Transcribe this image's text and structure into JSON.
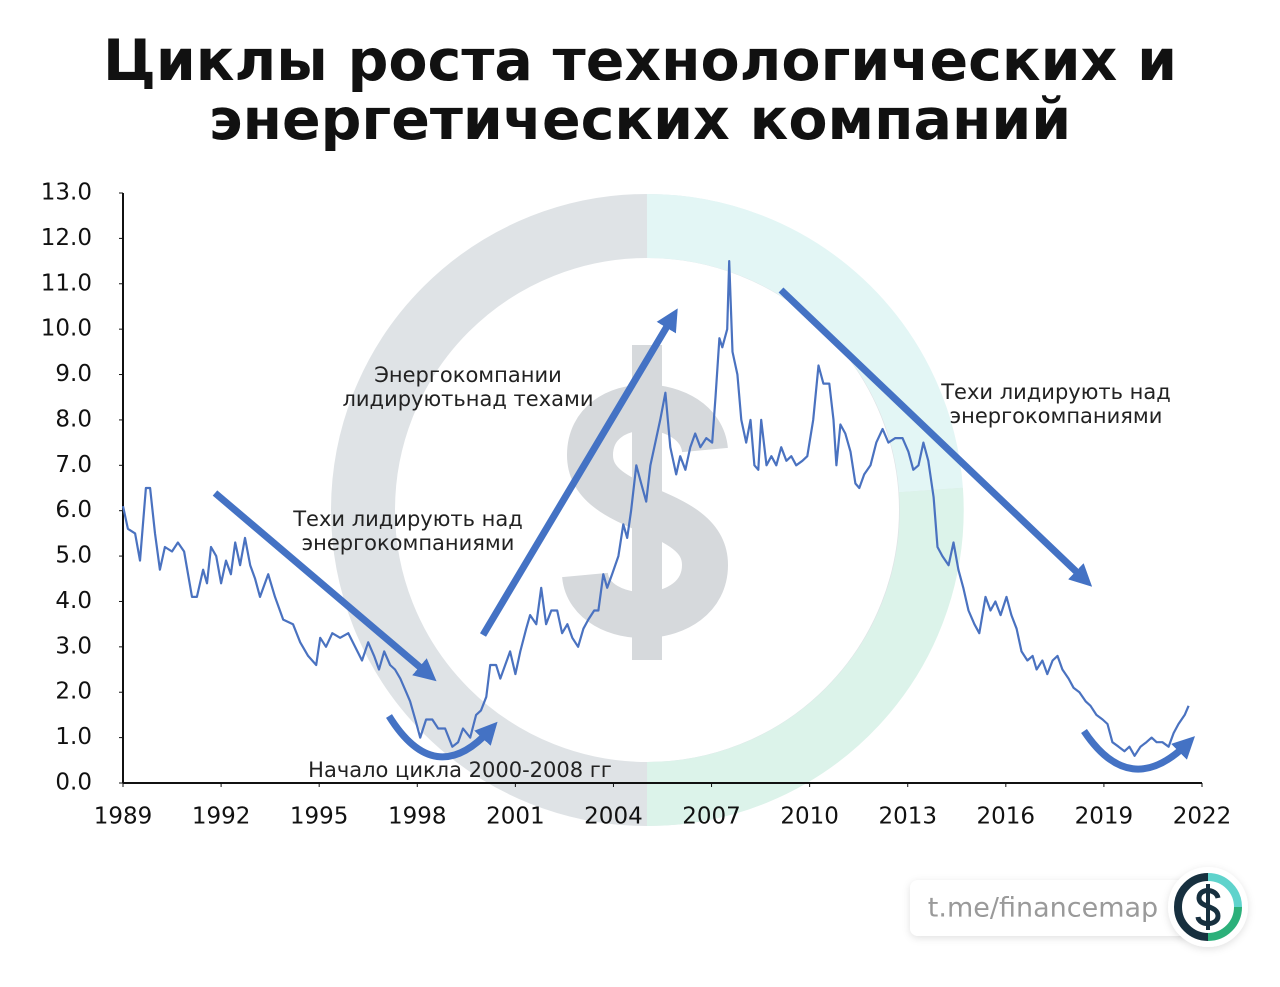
{
  "chart_data": {
    "type": "line",
    "title": [
      "Циклы роста технологических и",
      "энергетических компаний"
    ],
    "xlim": [
      1989,
      2022
    ],
    "xticks": [
      1989,
      1992,
      1995,
      1998,
      2001,
      2004,
      2007,
      2010,
      2013,
      2016,
      2019,
      2022
    ],
    "ylim": [
      0,
      13
    ],
    "yticks": [
      {
        "value": 0,
        "label": "0.0"
      },
      {
        "value": 1,
        "label": "1.0"
      },
      {
        "value": 2,
        "label": "2.0"
      },
      {
        "value": 3,
        "label": "3.0"
      },
      {
        "value": 4,
        "label": "4.0"
      },
      {
        "value": 5,
        "label": "5.0"
      },
      {
        "value": 6,
        "label": "6.0"
      },
      {
        "value": 7,
        "label": "7.0"
      },
      {
        "value": 8,
        "label": "8.0"
      },
      {
        "value": 9,
        "label": "9.0"
      },
      {
        "value": 10,
        "label": "10.0"
      },
      {
        "value": 11,
        "label": "11.0"
      },
      {
        "value": 12,
        "label": "12.0"
      },
      {
        "value": 13,
        "label": "13.0"
      }
    ],
    "color": "#4a72c0",
    "x": [
      1989.0,
      1989.15,
      1989.37,
      1989.52,
      1989.7,
      1989.83,
      1989.98,
      1990.13,
      1990.28,
      1990.5,
      1990.68,
      1990.87,
      1991.11,
      1991.26,
      1991.45,
      1991.57,
      1991.69,
      1991.85,
      1992.0,
      1992.15,
      1992.3,
      1992.43,
      1992.58,
      1992.73,
      1992.89,
      1993.04,
      1993.19,
      1993.44,
      1993.65,
      1993.9,
      1994.2,
      1994.42,
      1994.66,
      1994.91,
      1995.03,
      1995.21,
      1995.4,
      1995.64,
      1995.89,
      1996.1,
      1996.31,
      1996.5,
      1996.68,
      1996.83,
      1996.99,
      1997.17,
      1997.32,
      1997.48,
      1997.66,
      1997.78,
      1997.94,
      1998.09,
      1998.27,
      1998.46,
      1998.64,
      1998.85,
      1999.07,
      1999.25,
      1999.4,
      1999.62,
      1999.8,
      1999.95,
      2000.11,
      2000.23,
      2000.41,
      2000.54,
      2000.69,
      2000.84,
      2001.0,
      2001.15,
      2001.33,
      2001.45,
      2001.64,
      2001.79,
      2001.94,
      2002.1,
      2002.28,
      2002.43,
      2002.59,
      2002.74,
      2002.92,
      2003.08,
      2003.23,
      2003.41,
      2003.54,
      2003.69,
      2003.81,
      2003.96,
      2004.15,
      2004.3,
      2004.42,
      2004.54,
      2004.7,
      2004.85,
      2005.0,
      2005.13,
      2005.28,
      2005.43,
      2005.59,
      2005.74,
      2005.92,
      2006.04,
      2006.2,
      2006.35,
      2006.5,
      2006.66,
      2006.84,
      2007.02,
      2007.12,
      2007.24,
      2007.33,
      2007.48,
      2007.54,
      2007.64,
      2007.79,
      2007.91,
      2008.06,
      2008.19,
      2008.31,
      2008.43,
      2008.52,
      2008.68,
      2008.83,
      2008.98,
      2009.13,
      2009.29,
      2009.44,
      2009.59,
      2009.78,
      2009.93,
      2010.11,
      2010.27,
      2010.42,
      2010.6,
      2010.73,
      2010.82,
      2010.94,
      2011.09,
      2011.25,
      2011.4,
      2011.52,
      2011.67,
      2011.86,
      2012.04,
      2012.23,
      2012.41,
      2012.62,
      2012.84,
      2013.02,
      2013.17,
      2013.33,
      2013.48,
      2013.63,
      2013.79,
      2013.91,
      2014.06,
      2014.25,
      2014.4,
      2014.55,
      2014.7,
      2014.86,
      2015.04,
      2015.19,
      2015.38,
      2015.53,
      2015.68,
      2015.84,
      2016.02,
      2016.17,
      2016.33,
      2016.48,
      2016.66,
      2016.82,
      2016.94,
      2017.12,
      2017.27,
      2017.43,
      2017.58,
      2017.73,
      2017.92,
      2018.07,
      2018.25,
      2018.44,
      2018.59,
      2018.77,
      2018.96,
      2019.11,
      2019.26,
      2019.45,
      2019.63,
      2019.78,
      2019.94,
      2020.12,
      2020.3,
      2020.46,
      2020.61,
      2020.79,
      2020.98,
      2021.13,
      2021.28,
      2021.47,
      2021.59
    ],
    "values": [
      6.1,
      5.6,
      5.5,
      4.9,
      6.5,
      6.5,
      5.5,
      4.7,
      5.2,
      5.1,
      5.3,
      5.1,
      4.1,
      4.1,
      4.7,
      4.4,
      5.2,
      5.0,
      4.4,
      4.9,
      4.6,
      5.3,
      4.8,
      5.4,
      4.8,
      4.5,
      4.1,
      4.6,
      4.1,
      3.6,
      3.5,
      3.1,
      2.8,
      2.6,
      3.2,
      3.0,
      3.3,
      3.2,
      3.3,
      3.0,
      2.7,
      3.1,
      2.8,
      2.5,
      2.9,
      2.6,
      2.5,
      2.3,
      2.0,
      1.8,
      1.4,
      1.0,
      1.4,
      1.4,
      1.2,
      1.2,
      0.8,
      0.9,
      1.2,
      1.0,
      1.5,
      1.6,
      1.9,
      2.6,
      2.6,
      2.3,
      2.6,
      2.9,
      2.4,
      2.9,
      3.4,
      3.7,
      3.5,
      4.3,
      3.5,
      3.8,
      3.8,
      3.3,
      3.5,
      3.2,
      3.0,
      3.4,
      3.6,
      3.8,
      3.8,
      4.6,
      4.3,
      4.6,
      5.0,
      5.7,
      5.4,
      6.0,
      7.0,
      6.6,
      6.2,
      7.0,
      7.5,
      8.0,
      8.6,
      7.4,
      6.8,
      7.2,
      6.9,
      7.4,
      7.7,
      7.4,
      7.6,
      7.5,
      8.5,
      9.8,
      9.6,
      10.0,
      11.5,
      9.5,
      9.0,
      8.0,
      7.5,
      8.0,
      7.0,
      6.9,
      8.0,
      7.0,
      7.2,
      7.0,
      7.4,
      7.1,
      7.2,
      7.0,
      7.1,
      7.2,
      8.0,
      9.2,
      8.8,
      8.8,
      8.0,
      7.0,
      7.9,
      7.7,
      7.3,
      6.6,
      6.5,
      6.8,
      7.0,
      7.5,
      7.8,
      7.5,
      7.6,
      7.6,
      7.3,
      6.9,
      7.0,
      7.5,
      7.1,
      6.3,
      5.2,
      5.0,
      4.8,
      5.3,
      4.7,
      4.3,
      3.8,
      3.5,
      3.3,
      4.1,
      3.8,
      4.0,
      3.7,
      4.1,
      3.7,
      3.4,
      2.9,
      2.7,
      2.8,
      2.5,
      2.7,
      2.4,
      2.7,
      2.8,
      2.5,
      2.3,
      2.1,
      2.0,
      1.8,
      1.7,
      1.5,
      1.4,
      1.3,
      0.9,
      0.8,
      0.7,
      0.8,
      0.6,
      0.8,
      0.9,
      1.0,
      0.9,
      0.9,
      0.8,
      1.1,
      1.3,
      1.5,
      1.7
    ],
    "annotations": [
      [
        "Энергокомпании",
        "лидируютьнад техами"
      ],
      [
        "Техи лидирують над",
        "энергокомпаниями"
      ],
      [
        "Техи лидирують над",
        "энергокомпаниями"
      ],
      "Начало цикла 2000-2008 гг"
    ],
    "brand": "t.me/financemap"
  }
}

| WHAT YOU NEED TO DO |
Make an exact reproduction of the listing above, without any pictures.

| WORKED ANSWER |
Transcribe this image's text and structure into JSON.
{
  "chart_data": {
    "type": "line",
    "title": [
      "Циклы роста технологических и",
      "энергетических компаний"
    ],
    "xlim": [
      1989,
      2022
    ],
    "xticks": [
      1989,
      1992,
      1995,
      1998,
      2001,
      2004,
      2007,
      2010,
      2013,
      2016,
      2019,
      2022
    ],
    "ylim": [
      0,
      13
    ],
    "yticks": [
      {
        "value": 0,
        "label": "0.0"
      },
      {
        "value": 1,
        "label": "1.0"
      },
      {
        "value": 2,
        "label": "2.0"
      },
      {
        "value": 3,
        "label": "3.0"
      },
      {
        "value": 4,
        "label": "4.0"
      },
      {
        "value": 5,
        "label": "5.0"
      },
      {
        "value": 6,
        "label": "6.0"
      },
      {
        "value": 7,
        "label": "7.0"
      },
      {
        "value": 8,
        "label": "8.0"
      },
      {
        "value": 9,
        "label": "9.0"
      },
      {
        "value": 10,
        "label": "10.0"
      },
      {
        "value": 11,
        "label": "11.0"
      },
      {
        "value": 12,
        "label": "12.0"
      },
      {
        "value": 13,
        "label": "13.0"
      }
    ],
    "color": "#4a72c0",
    "x": [
      1989.0,
      1989.15,
      1989.37,
      1989.52,
      1989.7,
      1989.83,
      1989.98,
      1990.13,
      1990.28,
      1990.5,
      1990.68,
      1990.87,
      1991.11,
      1991.26,
      1991.45,
      1991.57,
      1991.69,
      1991.85,
      1992.0,
      1992.15,
      1992.3,
      1992.43,
      1992.58,
      1992.73,
      1992.89,
      1993.04,
      1993.19,
      1993.44,
      1993.65,
      1993.9,
      1994.2,
      1994.42,
      1994.66,
      1994.91,
      1995.03,
      1995.21,
      1995.4,
      1995.64,
      1995.89,
      1996.1,
      1996.31,
      1996.5,
      1996.68,
      1996.83,
      1996.99,
      1997.17,
      1997.32,
      1997.48,
      1997.66,
      1997.78,
      1997.94,
      1998.09,
      1998.27,
      1998.46,
      1998.64,
      1998.85,
      1999.07,
      1999.25,
      1999.4,
      1999.62,
      1999.8,
      1999.95,
      2000.11,
      2000.23,
      2000.41,
      2000.54,
      2000.69,
      2000.84,
      2001.0,
      2001.15,
      2001.33,
      2001.45,
      2001.64,
      2001.79,
      2001.94,
      2002.1,
      2002.28,
      2002.43,
      2002.59,
      2002.74,
      2002.92,
      2003.08,
      2003.23,
      2003.41,
      2003.54,
      2003.69,
      2003.81,
      2003.96,
      2004.15,
      2004.3,
      2004.42,
      2004.54,
      2004.7,
      2004.85,
      2005.0,
      2005.13,
      2005.28,
      2005.43,
      2005.59,
      2005.74,
      2005.92,
      2006.04,
      2006.2,
      2006.35,
      2006.5,
      2006.66,
      2006.84,
      2007.02,
      2007.12,
      2007.24,
      2007.33,
      2007.48,
      2007.54,
      2007.64,
      2007.79,
      2007.91,
      2008.06,
      2008.19,
      2008.31,
      2008.43,
      2008.52,
      2008.68,
      2008.83,
      2008.98,
      2009.13,
      2009.29,
      2009.44,
      2009.59,
      2009.78,
      2009.93,
      2010.11,
      2010.27,
      2010.42,
      2010.6,
      2010.73,
      2010.82,
      2010.94,
      2011.09,
      2011.25,
      2011.4,
      2011.52,
      2011.67,
      2011.86,
      2012.04,
      2012.23,
      2012.41,
      2012.62,
      2012.84,
      2013.02,
      2013.17,
      2013.33,
      2013.48,
      2013.63,
      2013.79,
      2013.91,
      2014.06,
      2014.25,
      2014.4,
      2014.55,
      2014.7,
      2014.86,
      2015.04,
      2015.19,
      2015.38,
      2015.53,
      2015.68,
      2015.84,
      2016.02,
      2016.17,
      2016.33,
      2016.48,
      2016.66,
      2016.82,
      2016.94,
      2017.12,
      2017.27,
      2017.43,
      2017.58,
      2017.73,
      2017.92,
      2018.07,
      2018.25,
      2018.44,
      2018.59,
      2018.77,
      2018.96,
      2019.11,
      2019.26,
      2019.45,
      2019.63,
      2019.78,
      2019.94,
      2020.12,
      2020.3,
      2020.46,
      2020.61,
      2020.79,
      2020.98,
      2021.13,
      2021.28,
      2021.47,
      2021.59
    ],
    "values": [
      6.1,
      5.6,
      5.5,
      4.9,
      6.5,
      6.5,
      5.5,
      4.7,
      5.2,
      5.1,
      5.3,
      5.1,
      4.1,
      4.1,
      4.7,
      4.4,
      5.2,
      5.0,
      4.4,
      4.9,
      4.6,
      5.3,
      4.8,
      5.4,
      4.8,
      4.5,
      4.1,
      4.6,
      4.1,
      3.6,
      3.5,
      3.1,
      2.8,
      2.6,
      3.2,
      3.0,
      3.3,
      3.2,
      3.3,
      3.0,
      2.7,
      3.1,
      2.8,
      2.5,
      2.9,
      2.6,
      2.5,
      2.3,
      2.0,
      1.8,
      1.4,
      1.0,
      1.4,
      1.4,
      1.2,
      1.2,
      0.8,
      0.9,
      1.2,
      1.0,
      1.5,
      1.6,
      1.9,
      2.6,
      2.6,
      2.3,
      2.6,
      2.9,
      2.4,
      2.9,
      3.4,
      3.7,
      3.5,
      4.3,
      3.5,
      3.8,
      3.8,
      3.3,
      3.5,
      3.2,
      3.0,
      3.4,
      3.6,
      3.8,
      3.8,
      4.6,
      4.3,
      4.6,
      5.0,
      5.7,
      5.4,
      6.0,
      7.0,
      6.6,
      6.2,
      7.0,
      7.5,
      8.0,
      8.6,
      7.4,
      6.8,
      7.2,
      6.9,
      7.4,
      7.7,
      7.4,
      7.6,
      7.5,
      8.5,
      9.8,
      9.6,
      10.0,
      11.5,
      9.5,
      9.0,
      8.0,
      7.5,
      8.0,
      7.0,
      6.9,
      8.0,
      7.0,
      7.2,
      7.0,
      7.4,
      7.1,
      7.2,
      7.0,
      7.1,
      7.2,
      8.0,
      9.2,
      8.8,
      8.8,
      8.0,
      7.0,
      7.9,
      7.7,
      7.3,
      6.6,
      6.5,
      6.8,
      7.0,
      7.5,
      7.8,
      7.5,
      7.6,
      7.6,
      7.3,
      6.9,
      7.0,
      7.5,
      7.1,
      6.3,
      5.2,
      5.0,
      4.8,
      5.3,
      4.7,
      4.3,
      3.8,
      3.5,
      3.3,
      4.1,
      3.8,
      4.0,
      3.7,
      4.1,
      3.7,
      3.4,
      2.9,
      2.7,
      2.8,
      2.5,
      2.7,
      2.4,
      2.7,
      2.8,
      2.5,
      2.3,
      2.1,
      2.0,
      1.8,
      1.7,
      1.5,
      1.4,
      1.3,
      0.9,
      0.8,
      0.7,
      0.8,
      0.6,
      0.8,
      0.9,
      1.0,
      0.9,
      0.9,
      0.8,
      1.1,
      1.3,
      1.5,
      1.7
    ],
    "annotations": [
      [
        "Энергокомпании",
        "лидируютьнад техами"
      ],
      [
        "Техи лидирують над",
        "энергокомпаниями"
      ],
      [
        "Техи лидирують над",
        "энергокомпаниями"
      ],
      "Начало цикла 2000-2008 гг"
    ],
    "brand": "t.me/financemap"
  }
}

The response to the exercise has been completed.